Construir vínculos faz parte do repertório humano. Os pais têm claramente uma vantagem relativamente aos filhos, quanto à construção dessa relação afectiva, pois mesmo antes de a criança nascer os pais mostram a sua aptidão para se ligarem afectivamente a ela, falando demoradamente sobre o bebé, construindo grandes planos para ele, expressando prazer pelo seu desenvolvimento, ainda na barriga, ouvindo o seu batimento cardíaco e sentindo os seus movimentos. Logo após o nascimento, o contacto físico da mãe com o recém-nascido pode intensificar os sentimentos positivos que já possui pelo seu bebé (Klaus & Kennell, 1982). Contudo, é preciso dizer que a relação de vinculação que o bebé vai construindo nos primeiros anos de vida pode ocorrer mesmo que não exista esse contacto precoce entre os pais e o recém-nascido (Brockington, 1996). Só as crianças que não têm a presença contínua e estável de um prestador de cuidados não criam vínculos. É o caso de crianças criadas em certo tipo de instituições. Todas as outras crianças, mesmo aquelas que são maltratadas, constituem uma vinculação com os pais maltratantes. No entanto, a qualidade das relações de vinculação reflecte a história da relação e está dependente dos cuidados parentais recebidos (Weinfield, N. S., Soufre, A., Egeland, B. & Carlson, E., 1999).

++++++++++

▶ **Instruções do exercício**
Segundo o excerto selecionado, quais são as únicas crianças que não criam vínculos?

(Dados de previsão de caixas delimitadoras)
++++++++++

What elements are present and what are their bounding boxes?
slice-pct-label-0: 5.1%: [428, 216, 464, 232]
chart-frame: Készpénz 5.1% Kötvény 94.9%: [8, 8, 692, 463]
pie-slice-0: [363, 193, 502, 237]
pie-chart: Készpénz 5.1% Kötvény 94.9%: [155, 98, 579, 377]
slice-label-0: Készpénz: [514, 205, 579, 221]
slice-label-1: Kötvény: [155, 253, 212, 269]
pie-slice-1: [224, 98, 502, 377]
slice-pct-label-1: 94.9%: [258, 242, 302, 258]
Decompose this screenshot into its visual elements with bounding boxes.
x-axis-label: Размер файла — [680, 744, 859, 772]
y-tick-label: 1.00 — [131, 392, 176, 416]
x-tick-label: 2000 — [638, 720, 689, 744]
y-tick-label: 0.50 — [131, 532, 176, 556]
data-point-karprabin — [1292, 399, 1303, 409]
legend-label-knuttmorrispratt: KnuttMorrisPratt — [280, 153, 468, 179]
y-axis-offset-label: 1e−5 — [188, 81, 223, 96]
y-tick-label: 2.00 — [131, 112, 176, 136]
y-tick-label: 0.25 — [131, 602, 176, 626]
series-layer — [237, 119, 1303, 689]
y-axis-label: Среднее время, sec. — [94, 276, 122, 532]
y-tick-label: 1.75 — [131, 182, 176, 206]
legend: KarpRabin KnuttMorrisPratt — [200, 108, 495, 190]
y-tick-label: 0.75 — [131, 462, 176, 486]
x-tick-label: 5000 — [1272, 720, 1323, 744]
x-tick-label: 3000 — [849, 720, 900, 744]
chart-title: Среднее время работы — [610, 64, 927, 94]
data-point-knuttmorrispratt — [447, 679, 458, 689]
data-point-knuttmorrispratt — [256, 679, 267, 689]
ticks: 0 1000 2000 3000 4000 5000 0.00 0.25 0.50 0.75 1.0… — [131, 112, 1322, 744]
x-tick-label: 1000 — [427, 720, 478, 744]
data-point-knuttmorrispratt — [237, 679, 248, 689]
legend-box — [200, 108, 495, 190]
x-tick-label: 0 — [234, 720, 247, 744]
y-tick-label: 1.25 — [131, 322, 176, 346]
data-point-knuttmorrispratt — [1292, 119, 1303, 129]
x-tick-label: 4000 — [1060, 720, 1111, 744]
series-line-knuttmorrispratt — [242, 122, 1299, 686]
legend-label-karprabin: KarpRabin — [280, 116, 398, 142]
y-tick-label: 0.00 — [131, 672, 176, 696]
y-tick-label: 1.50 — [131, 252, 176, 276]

++++++++++

▶ **Resultado do exercício**
As crianças que não têm a presença contínua e estável de um prestador de cuidados.